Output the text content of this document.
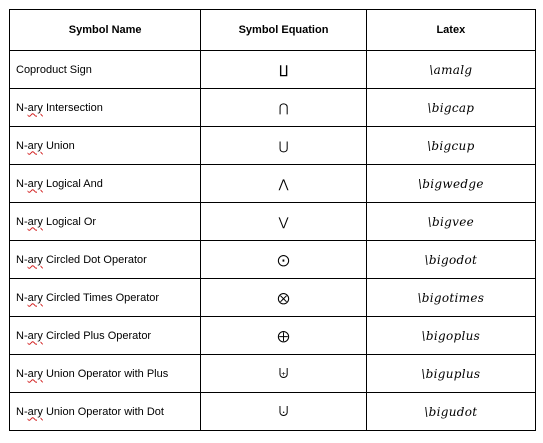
Symbol Name	Symbol Equation	Latex
Coproduct Sign	∐	\amalg
N-ary Intersection	⋂	\bigcap
N-ary Union	⋃	\bigcup
N-ary Logical And	⋀	\bigwedge
N-ary Logical Or	⋁	\bigvee
N-ary Circled Dot Operator	⨀	\bigodot
N-ary Circled Times Operator	⨂	\bigotimes
N-ary Circled Plus Operator	⨁	\bigoplus
N-ary Union Operator with Plus	⨄	\biguplus
N-ary Union Operator with Dot	⨃	\bigudot
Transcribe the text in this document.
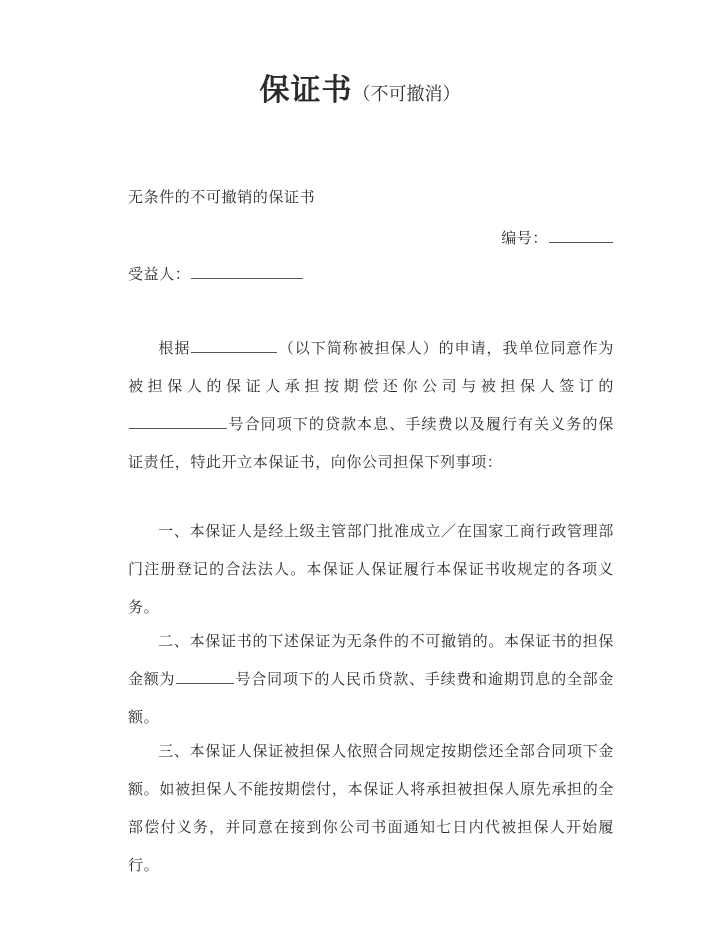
保证书（不可撤消）
无条件的不可撤销的保证书
编号：
受益人：
根据	（以下简称被担保人）的申请，我单位同意作为被担保人的保证人承担按期偿还你公司与被担保人签订的号合同项下的贷款本息、手续费以及履行有关义务的保证责任，特此开立本保证书，向你公司担保下列事项：
一、本保证人是经上级主管部门批准成立／在国家工商行政管理部门注册登记的合法法人。本保证人保证履行本保证书收规定的各项义务。
二、本保证书的下述保证为无条件的不可撤销的。本保证书的担保金额为	号合同项下的人民币贷款、手续费和逾期罚息的全部金额。
三、本保证人保证被担保人依照合同规定按期偿还全部合同项下金额。如被担保人不能按期偿付，本保证人将承担被担保人原先承担的全部偿付义务，并同意在接到你公司书面通知七日内代被担保人开始履行。
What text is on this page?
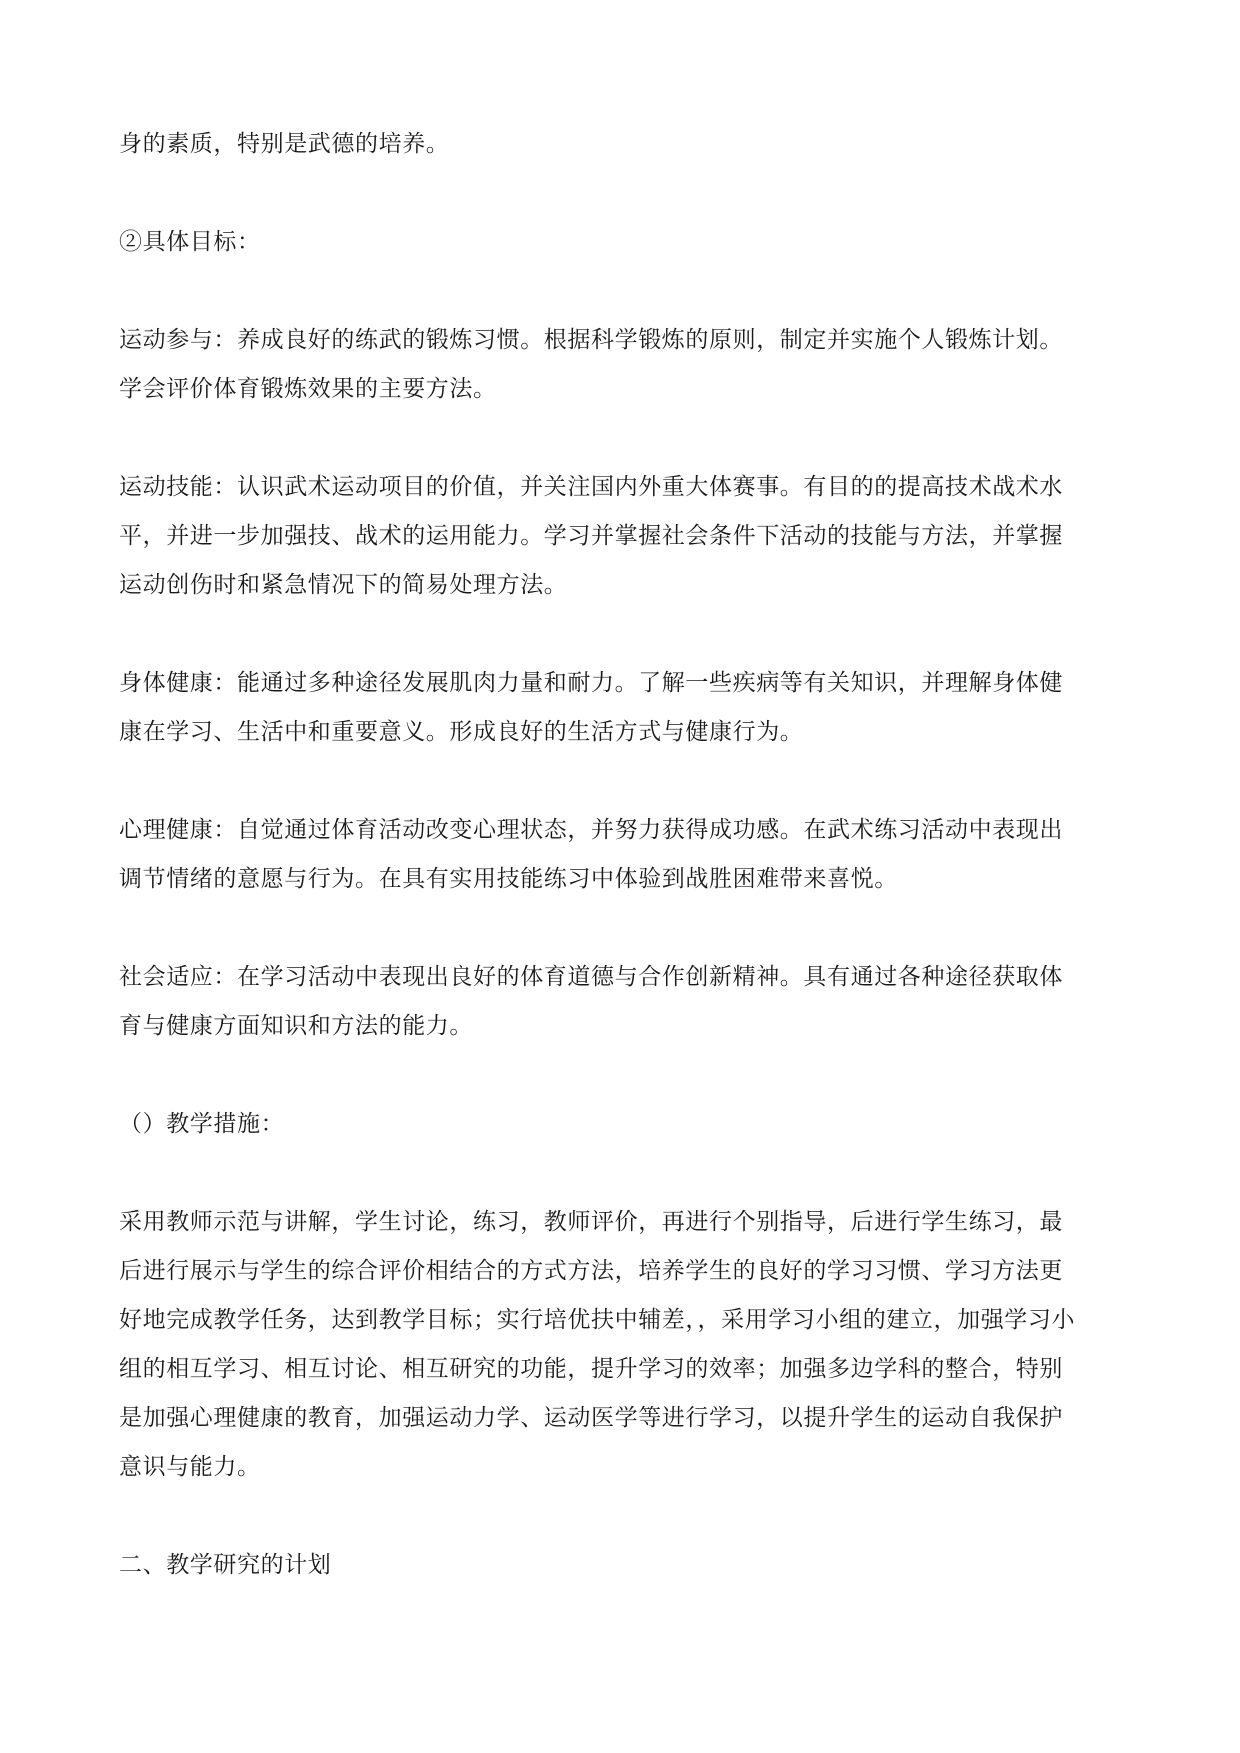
身的素质，特别是武德的培养。
②具体目标：
运动参与：养成良好的练武的锻炼习惯。根据科学锻炼的原则，制定并实施个人锻炼计划。
学会评价体育锻炼效果的主要方法。
运动技能：认识武术运动项目的价值，并关注国内外重大体赛事。有目的的提高技术战术水
平，并进一步加强技、战术的运用能力。学习并掌握社会条件下活动的技能与方法，并掌握
运动创伤时和紧急情况下的简易处理方法。
身体健康：能通过多种途径发展肌肉力量和耐力。了解一些疾病等有关知识，并理解身体健
康在学习、生活中和重要意义。形成良好的生活方式与健康行为。
心理健康：自觉通过体育活动改变心理状态，并努力获得成功感。在武术练习活动中表现出
调节情绪的意愿与行为。在具有实用技能练习中体验到战胜困难带来喜悦。
社会适应：在学习活动中表现出良好的体育道德与合作创新精神。具有通过各种途径获取体
育与健康方面知识和方法的能力。
（）教学措施：
采用教师示范与讲解，学生讨论，练习，教师评价，再进行个别指导，后进行学生练习，最
后进行展示与学生的综合评价相结合的方式方法，培养学生的良好的学习习惯、学习方法更
好地完成教学任务，达到教学目标；实行培优扶中辅差，，采用学习小组的建立，加强学习小
组的相互学习、相互讨论、相互研究的功能，提升学习的效率；加强多边学科的整合，特别
是加强心理健康的教育，加强运动力学、运动医学等进行学习，以提升学生的运动自我保护
意识与能力。
二、教学研究的计划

-------------------------

▸ **Given task**
Retype each entry precisely. Skip images entirely.

▸ **Result of this task**
Output the text content of this document.
Symbol Name	Symbol Equation	Latex
Coproduct Sign	∐	\amalg
N-ary Intersection	⋂	\bigcap
N-ary Union	⋃	\bigcup
N-ary Logical And	⋀	\bigwedge
N-ary Logical Or	⋁	\bigvee
N-ary Circled Dot Operator	⨀	\bigodot
N-ary Circled Times Operator	⨂	\bigotimes
N-ary Circled Plus Operator	⨁	\bigoplus
N-ary Union Operator with Plus	⨄	\biguplus
N-ary Union Operator with Dot	⨃	\bigudot
Transcribe the text in this document.
保证书（不可撤消）
无条件的不可撤销的保证书
编号：
受益人：
根据	（以下简称被担保人）的申请，我单位同意作为被担保人的保证人承担按期偿还你公司与被担保人签订的号合同项下的贷款本息、手续费以及履行有关义务的保证责任，特此开立本保证书，向你公司担保下列事项：
一、本保证人是经上级主管部门批准成立／在国家工商行政管理部门注册登记的合法法人。本保证人保证履行本保证书收规定的各项义务。
二、本保证书的下述保证为无条件的不可撤销的。本保证书的担保金额为	号合同项下的人民币贷款、手续费和逾期罚息的全部金额。
三、本保证人保证被担保人依照合同规定按期偿还全部合同项下金额。如被担保人不能按期偿付，本保证人将承担被担保人原先承担的全部偿付义务，并同意在接到你公司书面通知七日内代被担保人开始履行。
What text is on this page?
身的素质，特别是武德的培养。
②具体目标：
运动参与：养成良好的练武的锻炼习惯。根据科学锻炼的原则，制定并实施个人锻炼计划。
学会评价体育锻炼效果的主要方法。
运动技能：认识武术运动项目的价值，并关注国内外重大体赛事。有目的的提高技术战术水
平，并进一步加强技、战术的运用能力。学习并掌握社会条件下活动的技能与方法，并掌握
运动创伤时和紧急情况下的简易处理方法。
身体健康：能通过多种途径发展肌肉力量和耐力。了解一些疾病等有关知识，并理解身体健
康在学习、生活中和重要意义。形成良好的生活方式与健康行为。
心理健康：自觉通过体育活动改变心理状态，并努力获得成功感。在武术练习活动中表现出
调节情绪的意愿与行为。在具有实用技能练习中体验到战胜困难带来喜悦。
社会适应：在学习活动中表现出良好的体育道德与合作创新精神。具有通过各种途径获取体
育与健康方面知识和方法的能力。
（）教学措施：
采用教师示范与讲解，学生讨论，练习，教师评价，再进行个别指导，后进行学生练习，最
后进行展示与学生的综合评价相结合的方式方法，培养学生的良好的学习习惯、学习方法更
好地完成教学任务，达到教学目标；实行培优扶中辅差，，采用学习小组的建立，加强学习小
组的相互学习、相互讨论、相互研究的功能，提升学习的效率；加强多边学科的整合，特别
是加强心理健康的教育，加强运动力学、运动医学等进行学习，以提升学生的运动自我保护
意识与能力。
二、教学研究的计划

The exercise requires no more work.